Exercise: Output every line exactly as written. Leave out pictures.

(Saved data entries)
· · · ·

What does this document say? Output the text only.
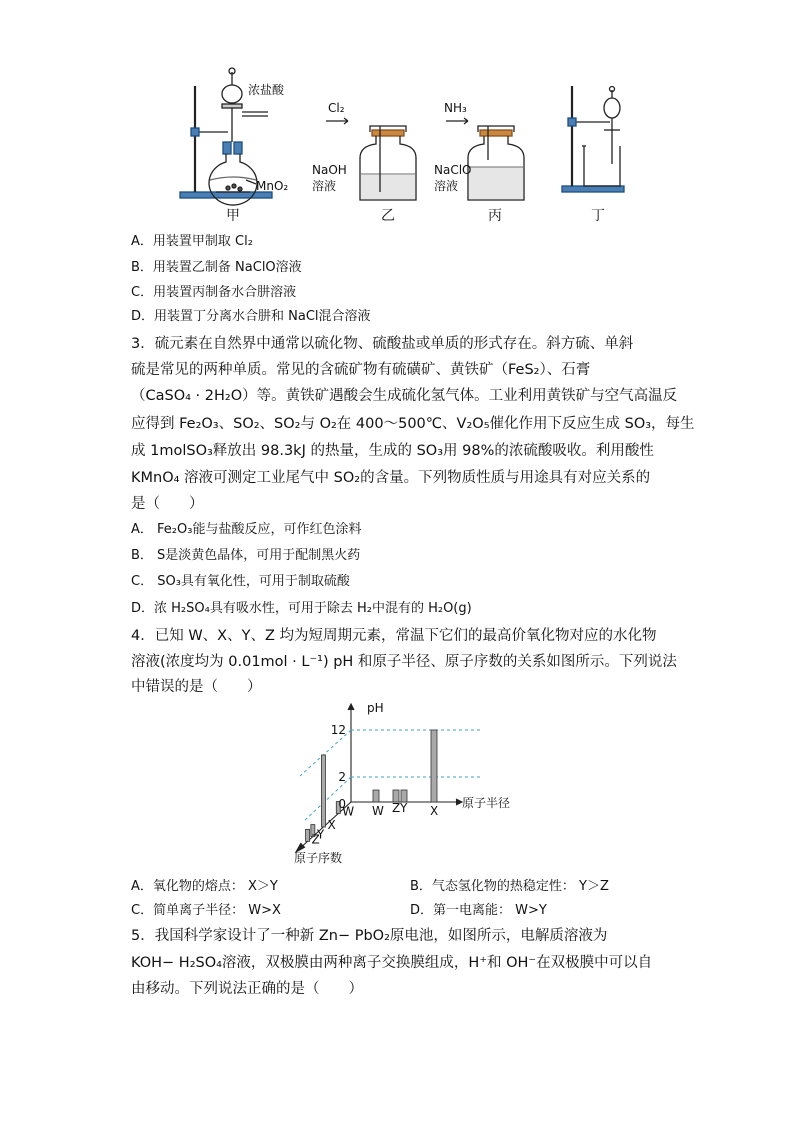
浓盐酸
MnO₂
甲
Cl₂
NaOH
溶液
乙
NH₃
NaClO
溶液
丙	丁
A．用装置甲制取 Cl₂
B．用装置乙制备 NaClO溶液
C．用装置丙制备水合肼溶液
D．用装置丁分离水合肼和 NaCl混合溶液
3．硫元素在自然界中通常以硫化物、硫酸盐或单质的形式存在。斜方硫、单斜
硫是常见的两种单质。常见的含硫矿物有硫磺矿、黄铁矿（FeS₂）、石膏
（CaSO₄ · 2H₂O）等。黄铁矿遇酸会生成硫化氢气体。工业利用黄铁矿与空气高温反
应得到 Fe₂O₃、SO₂、SO₂与 O₂在 400～500℃、V₂O₅催化作用下反应生成 SO₃，每生
成 1molSO₃释放出 98.3kJ 的热量，生成的 SO₃用 98%的浓硫酸吸收。利用酸性
KMnO₄ 溶液可测定工业尾气中 SO₂的含量。下列物质性质与用途具有对应关系的
是（　　）
A． Fe₂O₃能与盐酸反应，可作红色涂料
B． S是淡黄色晶体，可用于配制黑火药
C． SO₃具有氧化性，可用于制取硫酸
D．浓 H₂SO₄具有吸水性，可用于除去 H₂中混有的 H₂O(g)
4．已知 W、X、Y、Z 均为短周期元素，常温下它们的最高价氧化物对应的水化物
溶液(浓度均为 0.01mol · L⁻¹) pH 和原子半径、原子序数的关系如图所示。下列说法
中错误的是（　　）
W Z Y X
W
X
Y
Z
pH
原子半径
原子序数
0
12
2
A．氧化物的熔点： X＞Y	B．气态氢化物的热稳定性： Y＞Z
C．简单离子半径： W>X	D．第一电离能： W>Y
5．我国科学家设计了一种新 Zn− PbO₂原电池，如图所示，电解质溶液为
KOH− H₂SO₄溶液，双极膜由两种离子交换膜组成，H⁺和 OH⁻在双极膜中可以自
由移动。下列说法正确的是（　　）
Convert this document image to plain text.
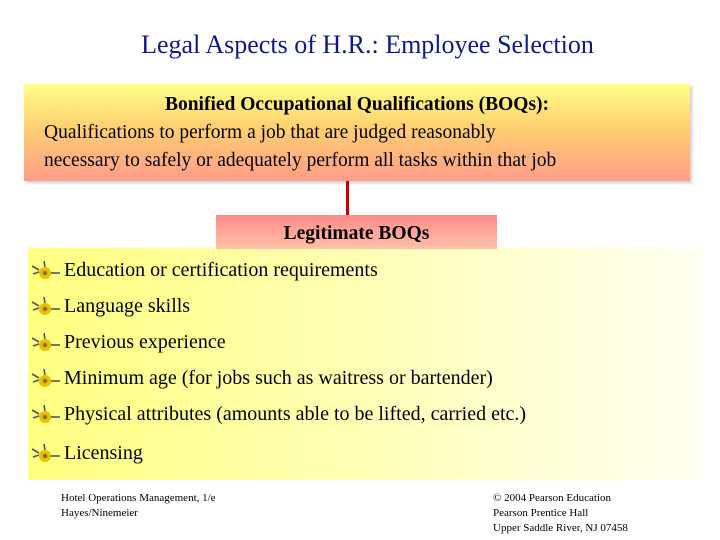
Legal Aspects of H.R.: Employee Selection
Bonified Occupational Qualifications (BOQs):
Qualifications to perform a job that are judged reasonably
necessary to safely or adequately perform all tasks within that job
Legitimate BOQs
Education or certification requirements
Language skills
Previous experience
Minimum age (for jobs such as waitress or bartender)
Physical attributes (amounts able to be lifted, carried etc.)
Licensing
Hotel Operations Management, 1/e
Hayes/Ninemeier
© 2004 Pearson Education
Pearson Prentice Hall
Upper Saddle River, NJ 07458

· · · ·

Written response:
What does this document say? Output the text only.
浓盐酸
MnO₂
甲
Cl₂
NaOH
溶液
乙
NH₃
NaClO
溶液
丙	丁
A．用装置甲制取 Cl₂
B．用装置乙制备 NaClO溶液
C．用装置丙制备水合肼溶液
D．用装置丁分离水合肼和 NaCl混合溶液
3．硫元素在自然界中通常以硫化物、硫酸盐或单质的形式存在。斜方硫、单斜
硫是常见的两种单质。常见的含硫矿物有硫磺矿、黄铁矿（FeS₂）、石膏
（CaSO₄ · 2H₂O）等。黄铁矿遇酸会生成硫化氢气体。工业利用黄铁矿与空气高温反
应得到 Fe₂O₃、SO₂、SO₂与 O₂在 400～500℃、V₂O₅催化作用下反应生成 SO₃，每生
成 1molSO₃释放出 98.3kJ 的热量，生成的 SO₃用 98%的浓硫酸吸收。利用酸性
KMnO₄ 溶液可测定工业尾气中 SO₂的含量。下列物质性质与用途具有对应关系的
是（　　）
A． Fe₂O₃能与盐酸反应，可作红色涂料
B． S是淡黄色晶体，可用于配制黑火药
C． SO₃具有氧化性，可用于制取硫酸
D．浓 H₂SO₄具有吸水性，可用于除去 H₂中混有的 H₂O(g)
4．已知 W、X、Y、Z 均为短周期元素，常温下它们的最高价氧化物对应的水化物
溶液(浓度均为 0.01mol · L⁻¹) pH 和原子半径、原子序数的关系如图所示。下列说法
中错误的是（　　）
W Z Y X
W
X
Y
Z
pH
原子半径
原子序数
0
12
2
A．氧化物的熔点： X＞Y	B．气态氢化物的热稳定性： Y＞Z
C．简单离子半径： W>X	D．第一电离能： W>Y
5．我国科学家设计了一种新 Zn− PbO₂原电池，如图所示，电解质溶液为
KOH− H₂SO₄溶液，双极膜由两种离子交换膜组成，H⁺和 OH⁻在双极膜中可以自
由移动。下列说法正确的是（　　）
Convert this document image to plain text.
Legal Aspects of H.R.: Employee Selection
Bonified Occupational Qualifications (BOQs):
Qualifications to perform a job that are judged reasonably
necessary to safely or adequately perform all tasks within that job
Legitimate BOQs
Education or certification requirements
Language skills
Previous experience
Minimum age (for jobs such as waitress or bartender)
Physical attributes (amounts able to be lifted, carried etc.)
Licensing
Hotel Operations Management, 1/e
Hayes/Ninemeier
© 2004 Pearson Education
Pearson Prentice Hall
Upper Saddle River, NJ 07458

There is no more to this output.